*** Data provided
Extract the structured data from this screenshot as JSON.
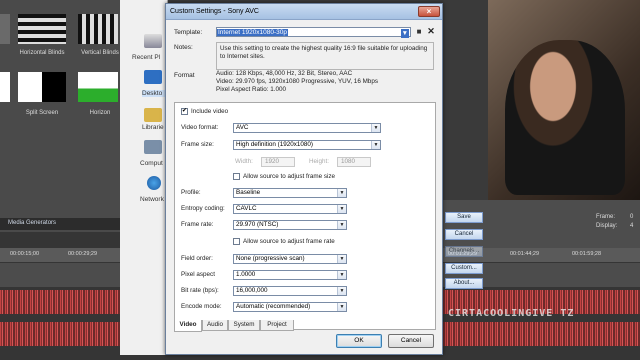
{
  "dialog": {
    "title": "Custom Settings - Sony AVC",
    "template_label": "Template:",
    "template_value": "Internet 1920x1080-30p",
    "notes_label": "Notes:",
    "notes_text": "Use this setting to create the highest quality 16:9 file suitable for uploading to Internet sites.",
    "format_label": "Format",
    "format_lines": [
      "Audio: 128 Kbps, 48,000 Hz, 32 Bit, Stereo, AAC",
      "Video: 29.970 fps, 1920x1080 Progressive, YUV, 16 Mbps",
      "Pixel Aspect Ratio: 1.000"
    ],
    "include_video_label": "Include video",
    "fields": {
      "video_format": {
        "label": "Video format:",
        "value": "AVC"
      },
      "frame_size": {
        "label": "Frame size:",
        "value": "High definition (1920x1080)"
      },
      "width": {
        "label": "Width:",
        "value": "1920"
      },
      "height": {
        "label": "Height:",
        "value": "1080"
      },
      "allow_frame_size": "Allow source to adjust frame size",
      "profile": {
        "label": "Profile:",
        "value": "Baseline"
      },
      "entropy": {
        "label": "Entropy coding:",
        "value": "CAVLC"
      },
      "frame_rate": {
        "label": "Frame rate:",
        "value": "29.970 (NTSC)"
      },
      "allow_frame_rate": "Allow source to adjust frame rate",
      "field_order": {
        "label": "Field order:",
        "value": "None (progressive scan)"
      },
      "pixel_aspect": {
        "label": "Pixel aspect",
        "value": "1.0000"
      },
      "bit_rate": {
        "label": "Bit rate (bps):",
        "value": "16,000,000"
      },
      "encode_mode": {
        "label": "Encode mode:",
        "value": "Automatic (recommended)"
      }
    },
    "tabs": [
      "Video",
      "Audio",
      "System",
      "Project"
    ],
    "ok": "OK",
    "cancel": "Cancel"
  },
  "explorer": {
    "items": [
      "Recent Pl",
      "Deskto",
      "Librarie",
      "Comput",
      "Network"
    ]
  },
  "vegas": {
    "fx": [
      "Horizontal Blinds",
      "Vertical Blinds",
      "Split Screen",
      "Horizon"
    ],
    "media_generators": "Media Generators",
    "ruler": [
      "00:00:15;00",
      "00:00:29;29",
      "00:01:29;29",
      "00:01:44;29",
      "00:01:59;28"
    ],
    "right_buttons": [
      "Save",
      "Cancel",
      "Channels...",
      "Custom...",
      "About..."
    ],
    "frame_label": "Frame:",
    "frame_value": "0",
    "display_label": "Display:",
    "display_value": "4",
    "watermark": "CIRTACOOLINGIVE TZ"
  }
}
******
*** Data provided
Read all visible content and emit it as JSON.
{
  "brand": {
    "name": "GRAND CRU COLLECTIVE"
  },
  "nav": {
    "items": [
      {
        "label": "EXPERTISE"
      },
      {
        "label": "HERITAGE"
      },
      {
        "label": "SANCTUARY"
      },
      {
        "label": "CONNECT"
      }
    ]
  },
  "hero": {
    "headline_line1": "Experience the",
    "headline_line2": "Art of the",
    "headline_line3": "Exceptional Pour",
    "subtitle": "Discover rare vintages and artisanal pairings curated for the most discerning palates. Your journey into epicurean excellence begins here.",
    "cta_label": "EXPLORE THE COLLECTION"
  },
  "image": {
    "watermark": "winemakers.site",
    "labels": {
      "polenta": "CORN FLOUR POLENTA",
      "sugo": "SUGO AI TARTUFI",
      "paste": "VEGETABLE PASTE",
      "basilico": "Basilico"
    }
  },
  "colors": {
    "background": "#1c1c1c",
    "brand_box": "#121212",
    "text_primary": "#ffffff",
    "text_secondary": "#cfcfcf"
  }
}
******
* **Task prompt**
Where a line in the material contains "this", copy that line.

* **Solution**
Extract the structured data from this screenshot as JSON.
    "notes_text": "Use this setting to create the highest quality 16:9 file suitable for uploading to Internet sites.",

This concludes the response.